[Stored items]
[start]

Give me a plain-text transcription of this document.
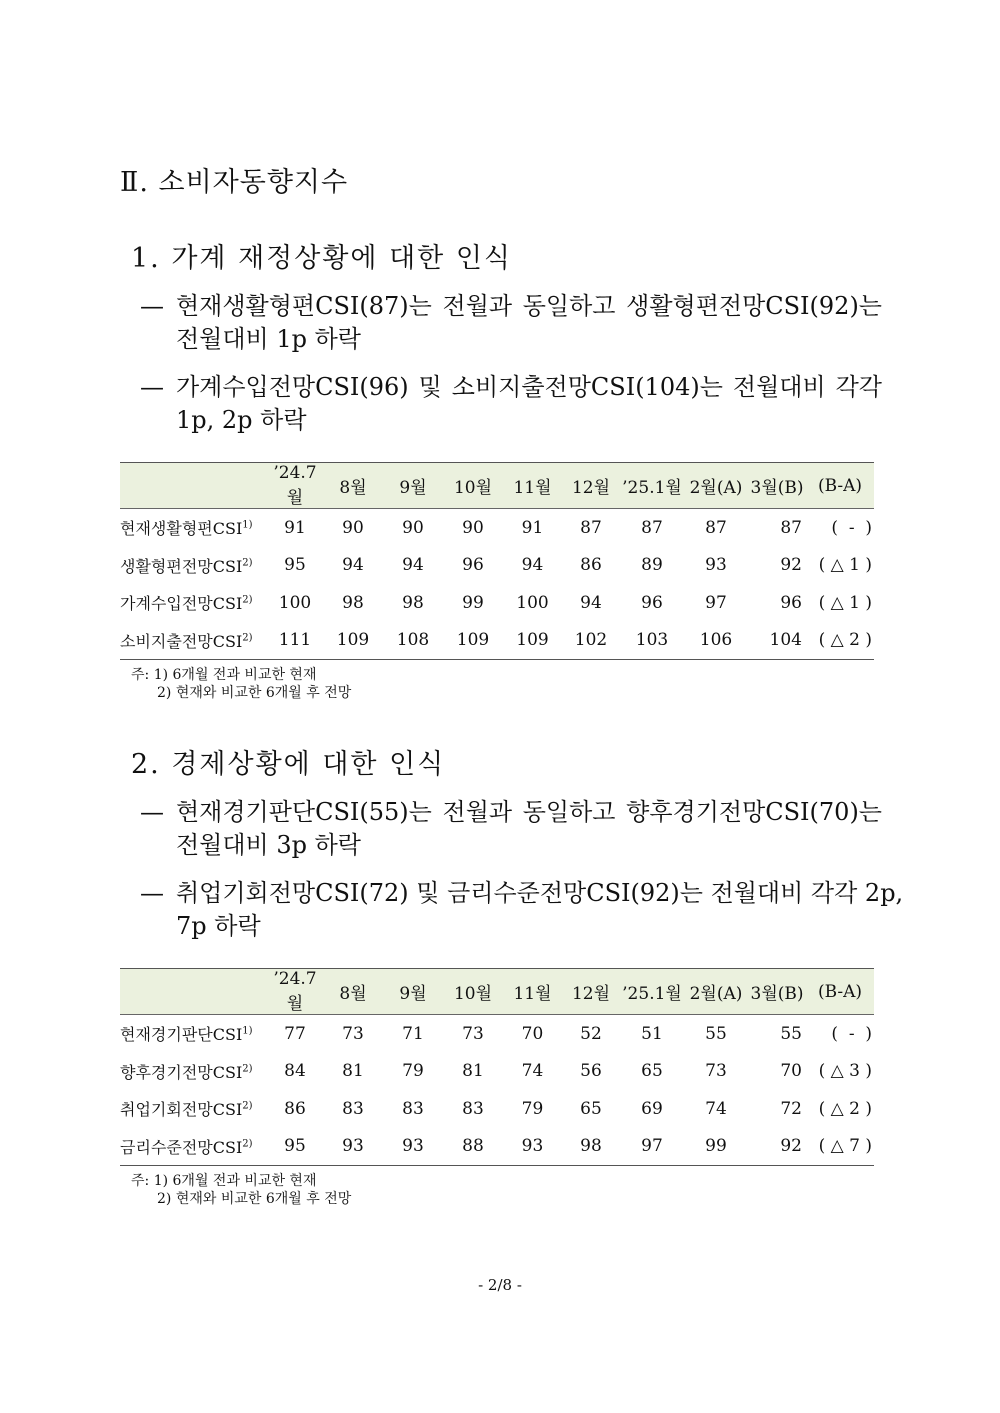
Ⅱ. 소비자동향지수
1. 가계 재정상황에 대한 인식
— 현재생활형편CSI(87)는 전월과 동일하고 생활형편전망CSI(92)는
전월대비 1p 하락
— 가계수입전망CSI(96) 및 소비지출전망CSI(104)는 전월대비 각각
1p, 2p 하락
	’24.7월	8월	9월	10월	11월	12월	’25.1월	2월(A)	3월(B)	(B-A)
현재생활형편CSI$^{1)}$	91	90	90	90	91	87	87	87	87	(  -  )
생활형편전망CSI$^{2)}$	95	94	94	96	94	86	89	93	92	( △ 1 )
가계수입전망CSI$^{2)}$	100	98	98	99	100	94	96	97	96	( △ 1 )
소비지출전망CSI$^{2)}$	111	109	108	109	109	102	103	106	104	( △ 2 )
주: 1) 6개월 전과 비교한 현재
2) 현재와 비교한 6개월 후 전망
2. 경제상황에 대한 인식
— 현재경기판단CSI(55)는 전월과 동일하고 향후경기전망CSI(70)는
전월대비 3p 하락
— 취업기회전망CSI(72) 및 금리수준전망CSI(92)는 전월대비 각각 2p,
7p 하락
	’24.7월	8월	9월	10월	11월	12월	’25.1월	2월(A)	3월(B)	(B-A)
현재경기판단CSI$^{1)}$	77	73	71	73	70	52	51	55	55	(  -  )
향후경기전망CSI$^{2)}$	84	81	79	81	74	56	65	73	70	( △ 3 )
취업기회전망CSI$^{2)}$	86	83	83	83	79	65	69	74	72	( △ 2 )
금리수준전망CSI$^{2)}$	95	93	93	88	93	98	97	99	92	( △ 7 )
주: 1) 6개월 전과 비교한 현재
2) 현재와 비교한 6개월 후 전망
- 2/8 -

[end]

### Exercise details
Repeat each entry exactly as given; no pictures belong in the copy.

### Task solution
Give me a plain-text transcription of this document.
Ⅱ. 소비자동향지수
1. 가계 재정상황에 대한 인식
— 현재생활형편CSI(87)는 전월과 동일하고 생활형편전망CSI(92)는
전월대비 1p 하락
— 가계수입전망CSI(96) 및 소비지출전망CSI(104)는 전월대비 각각
1p, 2p 하락
	’24.7월	8월	9월	10월	11월	12월	’25.1월	2월(A)	3월(B)	(B-A)
현재생활형편CSI$^{1)}$	91	90	90	90	91	87	87	87	87	(  -  )
생활형편전망CSI$^{2)}$	95	94	94	96	94	86	89	93	92	( △ 1 )
가계수입전망CSI$^{2)}$	100	98	98	99	100	94	96	97	96	( △ 1 )
소비지출전망CSI$^{2)}$	111	109	108	109	109	102	103	106	104	( △ 2 )
주: 1) 6개월 전과 비교한 현재
2) 현재와 비교한 6개월 후 전망
2. 경제상황에 대한 인식
— 현재경기판단CSI(55)는 전월과 동일하고 향후경기전망CSI(70)는
전월대비 3p 하락
— 취업기회전망CSI(72) 및 금리수준전망CSI(92)는 전월대비 각각 2p,
7p 하락
	’24.7월	8월	9월	10월	11월	12월	’25.1월	2월(A)	3월(B)	(B-A)
현재경기판단CSI$^{1)}$	77	73	71	73	70	52	51	55	55	(  -  )
향후경기전망CSI$^{2)}$	84	81	79	81	74	56	65	73	70	( △ 3 )
취업기회전망CSI$^{2)}$	86	83	83	83	79	65	69	74	72	( △ 2 )
금리수준전망CSI$^{2)}$	95	93	93	88	93	98	97	99	92	( △ 7 )
주: 1) 6개월 전과 비교한 현재
2) 현재와 비교한 6개월 후 전망
- 2/8 -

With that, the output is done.